**Figure data in JSON:**
*****

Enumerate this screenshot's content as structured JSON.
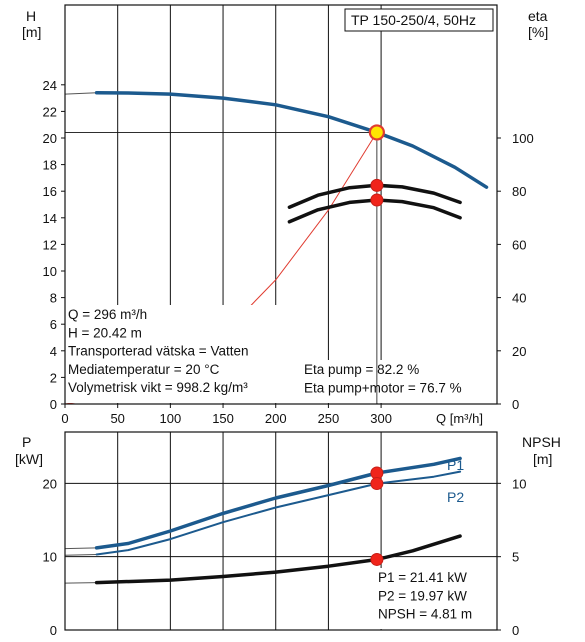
{
  "chart_data": [
    {
      "type": "line",
      "title": "TP 150-250/4, 50Hz",
      "left_axis": {
        "label": "H",
        "unit": "[m]",
        "ylim": [
          0,
          30
        ],
        "ticks": [
          0,
          2,
          4,
          6,
          8,
          10,
          12,
          14,
          16,
          18,
          20,
          22,
          24
        ]
      },
      "right_axis": {
        "label": "eta",
        "unit": "[%]",
        "ylim": [
          0,
          150
        ],
        "ticks": [
          0,
          20,
          40,
          60,
          80,
          100
        ]
      },
      "x_axis": {
        "label": "Q [m³/h]",
        "xlim": [
          0,
          410
        ],
        "ticks": [
          0,
          50,
          100,
          150,
          200,
          250,
          300
        ]
      },
      "grid": true,
      "series": [
        {
          "name": "",
          "axis": "left",
          "color": "#1c5a8e",
          "x": [
            30,
            60,
            100,
            150,
            200,
            250,
            296,
            330,
            370,
            400
          ],
          "y": [
            23.4,
            23.38,
            23.3,
            23.0,
            22.5,
            21.6,
            20.42,
            19.4,
            17.8,
            16.3
          ]
        },
        {
          "name": "",
          "axis": "left",
          "color": "#e03c31",
          "x": [
            0,
            50,
            100,
            150,
            200,
            250,
            296
          ],
          "y": [
            0,
            0.58,
            2.33,
            5.25,
            9.33,
            14.58,
            20.42
          ]
        },
        {
          "name": "Eta pump",
          "axis": "right",
          "color": "#111111",
          "x": [
            213,
            240,
            270,
            296,
            320,
            350,
            375
          ],
          "y": [
            74,
            78.5,
            81.3,
            82.2,
            81.6,
            79.3,
            75.8
          ]
        },
        {
          "name": "Eta pump+motor",
          "axis": "right",
          "color": "#111111",
          "x": [
            213,
            240,
            270,
            296,
            320,
            350,
            375
          ],
          "y": [
            68.5,
            73.0,
            75.8,
            76.7,
            76.1,
            73.8,
            70.0
          ]
        }
      ],
      "operating_point": {
        "x": 296,
        "y": 20.42
      }
    },
    {
      "type": "line",
      "left_axis": {
        "label": "P",
        "unit": "[kW]",
        "ylim": [
          0,
          27
        ],
        "ticks": [
          0,
          10,
          20
        ]
      },
      "right_axis": {
        "label": "NPSH",
        "unit": "[m]",
        "ylim": [
          0,
          13.5
        ],
        "ticks": [
          0,
          5,
          10
        ]
      },
      "x_axis": {
        "xlim": [
          0,
          410
        ]
      },
      "grid": true,
      "series": [
        {
          "name": "P1",
          "axis": "left",
          "color": "#1c5a8e",
          "x": [
            30,
            60,
            100,
            150,
            200,
            250,
            296,
            350,
            375
          ],
          "y": [
            11.2,
            11.8,
            13.5,
            15.9,
            18.0,
            19.7,
            21.41,
            22.6,
            23.4
          ]
        },
        {
          "name": "P2",
          "axis": "left",
          "color": "#1c5a8e",
          "x": [
            30,
            60,
            100,
            150,
            200,
            250,
            296,
            350,
            375
          ],
          "y": [
            10.3,
            10.9,
            12.4,
            14.7,
            16.7,
            18.4,
            19.97,
            20.9,
            21.6
          ]
        },
        {
          "name": "NPSH",
          "axis": "right",
          "color": "#111111",
          "x": [
            30,
            100,
            150,
            200,
            250,
            296,
            330,
            375
          ],
          "y": [
            3.23,
            3.4,
            3.65,
            3.95,
            4.35,
            4.81,
            5.4,
            6.4
          ]
        }
      ],
      "operating_point": {
        "x": 296
      }
    }
  ],
  "info": {
    "left": [
      "Q = 296 m³/h",
      "H = 20.42 m",
      "Transporterad vätska = Vatten",
      "Mediatemperatur = 20 °C",
      "Volymetrisk vikt = 998.2 kg/m³"
    ],
    "right": [
      "Eta pump = 82.2 %",
      "Eta pump+motor = 76.7 %"
    ],
    "bottom": [
      "P1 = 21.41 kW",
      "P2 = 19.97 kW",
      "NPSH = 4.81 m"
    ]
  }
}
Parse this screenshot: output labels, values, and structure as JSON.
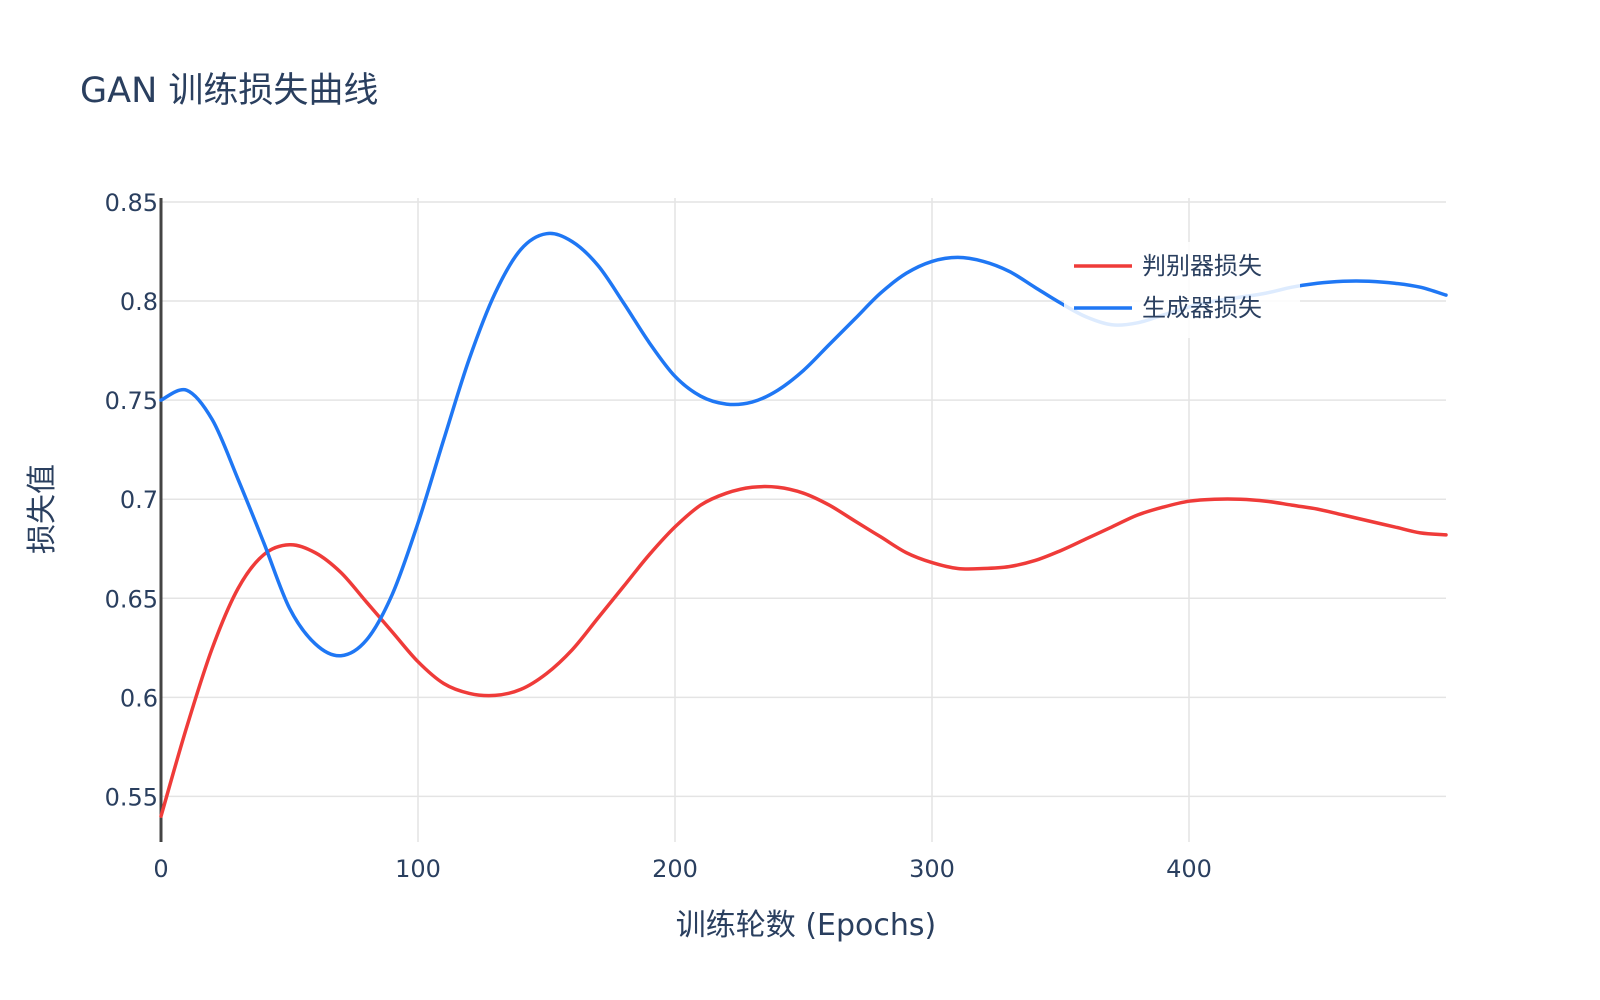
{
  "chart_data": {
    "type": "line",
    "title": "GAN 训练损失曲线",
    "xlabel": "训练轮数 (Epochs)",
    "ylabel": "损失值",
    "xlim": [
      0,
      500
    ],
    "ylim": [
      0.527,
      0.852
    ],
    "x_ticks": [
      0,
      100,
      200,
      300,
      400
    ],
    "x_tick_labels": [
      "0",
      "100",
      "200",
      "300",
      "400"
    ],
    "y_ticks": [
      0.55,
      0.6,
      0.65,
      0.7,
      0.75,
      0.8,
      0.85
    ],
    "y_tick_labels": [
      "0.55",
      "0.6",
      "0.65",
      "0.7",
      "0.75",
      "0.8",
      "0.85"
    ],
    "grid": true,
    "legend_position": "top-right",
    "x": [
      0,
      10,
      20,
      30,
      40,
      50,
      60,
      70,
      80,
      90,
      100,
      110,
      120,
      130,
      140,
      150,
      160,
      170,
      180,
      190,
      200,
      210,
      220,
      230,
      240,
      250,
      260,
      270,
      280,
      290,
      300,
      310,
      320,
      330,
      340,
      350,
      360,
      370,
      380,
      390,
      400,
      410,
      420,
      430,
      440,
      450,
      460,
      470,
      480,
      490,
      500
    ],
    "series": [
      {
        "name": "判别器损失",
        "color": "#ef3b39",
        "values": [
          0.54,
          0.585,
          0.625,
          0.655,
          0.672,
          0.677,
          0.673,
          0.663,
          0.648,
          0.633,
          0.618,
          0.607,
          0.602,
          0.601,
          0.604,
          0.612,
          0.624,
          0.64,
          0.656,
          0.672,
          0.686,
          0.697,
          0.703,
          0.706,
          0.706,
          0.703,
          0.697,
          0.689,
          0.681,
          0.673,
          0.668,
          0.665,
          0.665,
          0.666,
          0.669,
          0.674,
          0.68,
          0.686,
          0.692,
          0.696,
          0.699,
          0.7,
          0.7,
          0.699,
          0.697,
          0.695,
          0.692,
          0.689,
          0.686,
          0.683,
          0.682
        ]
      },
      {
        "name": "生成器损失",
        "color": "#1f77f4",
        "values": [
          0.75,
          0.755,
          0.74,
          0.71,
          0.678,
          0.645,
          0.627,
          0.621,
          0.629,
          0.652,
          0.688,
          0.73,
          0.771,
          0.804,
          0.826,
          0.834,
          0.83,
          0.818,
          0.799,
          0.779,
          0.762,
          0.752,
          0.748,
          0.749,
          0.755,
          0.765,
          0.778,
          0.791,
          0.804,
          0.814,
          0.82,
          0.822,
          0.82,
          0.815,
          0.807,
          0.799,
          0.792,
          0.788,
          0.789,
          0.793,
          0.797,
          0.8,
          0.802,
          0.804,
          0.807,
          0.809,
          0.81,
          0.81,
          0.809,
          0.807,
          0.803
        ]
      }
    ]
  }
}
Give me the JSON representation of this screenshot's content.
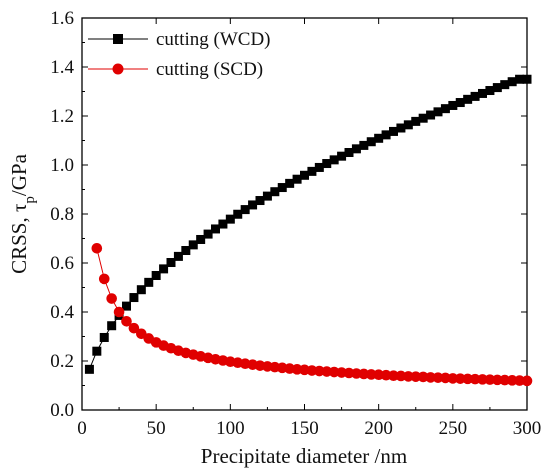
{
  "chart_data": {
    "type": "scatter",
    "title": "",
    "xlabel": "Precipitate diameter /nm",
    "ylabel_main": "CRSS, τ",
    "ylabel_sub": "p",
    "ylabel_unit": "/GPa",
    "xlim": [
      0,
      300
    ],
    "ylim": [
      0,
      1.6
    ],
    "x_ticks": [
      "0",
      "50",
      "100",
      "150",
      "200",
      "250",
      "300"
    ],
    "y_ticks": [
      "0.0",
      "0.2",
      "0.4",
      "0.6",
      "0.8",
      "1.0",
      "1.2",
      "1.4",
      "1.6"
    ],
    "grid": false,
    "legend_position": "top-left",
    "x": [
      5,
      10,
      15,
      20,
      25,
      30,
      35,
      40,
      45,
      50,
      55,
      60,
      65,
      70,
      75,
      80,
      85,
      90,
      95,
      100,
      105,
      110,
      115,
      120,
      125,
      130,
      135,
      140,
      145,
      150,
      155,
      160,
      165,
      170,
      175,
      180,
      185,
      190,
      195,
      200,
      205,
      210,
      215,
      220,
      225,
      230,
      235,
      240,
      245,
      250,
      255,
      260,
      265,
      270,
      275,
      280,
      285,
      290,
      295,
      300
    ],
    "series": [
      {
        "name": "cutting (WCD)",
        "color": "#000000",
        "marker": "square",
        "values": [
          0.166,
          0.24,
          0.296,
          0.344,
          0.386,
          0.424,
          0.459,
          0.491,
          0.521,
          0.549,
          0.576,
          0.602,
          0.627,
          0.651,
          0.674,
          0.696,
          0.718,
          0.739,
          0.759,
          0.779,
          0.799,
          0.818,
          0.837,
          0.855,
          0.873,
          0.891,
          0.908,
          0.925,
          0.942,
          0.958,
          0.974,
          0.99,
          1.006,
          1.021,
          1.036,
          1.051,
          1.066,
          1.08,
          1.095,
          1.109,
          1.123,
          1.137,
          1.151,
          1.164,
          1.178,
          1.191,
          1.204,
          1.217,
          1.23,
          1.243,
          1.255,
          1.268,
          1.28,
          1.292,
          1.304,
          1.316,
          1.328,
          1.34,
          1.35,
          1.35
        ]
      },
      {
        "name": "cutting (SCD)",
        "color": "#e00000",
        "marker": "circle",
        "values": [
          null,
          0.66,
          0.535,
          0.455,
          0.4,
          0.362,
          0.334,
          0.311,
          0.292,
          0.276,
          0.263,
          0.252,
          0.242,
          0.233,
          0.226,
          0.219,
          0.213,
          0.207,
          0.202,
          0.197,
          0.193,
          0.189,
          0.185,
          0.181,
          0.178,
          0.175,
          0.172,
          0.169,
          0.166,
          0.164,
          0.161,
          0.159,
          0.157,
          0.155,
          0.153,
          0.151,
          0.149,
          0.147,
          0.145,
          0.144,
          0.142,
          0.14,
          0.139,
          0.137,
          0.136,
          0.135,
          0.133,
          0.132,
          0.131,
          0.129,
          0.128,
          0.127,
          0.126,
          0.125,
          0.124,
          0.123,
          0.122,
          0.121,
          0.12,
          0.119
        ]
      }
    ]
  }
}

*****

**Exercise objective:**
Isolate each line of the listing above that includes "name". Copy it.

**Task result:**
          "name": "",
          "name": "",
          "name": "Eta pump",
          "name": "Eta pump+motor",
          "name": "P1",
          "name": "P2",
          "name": "NPSH",
        "name": "判别器损失",
        "name": "生成器损失",
        "name": "cutting (WCD)",
        "name": "cutting (SCD)",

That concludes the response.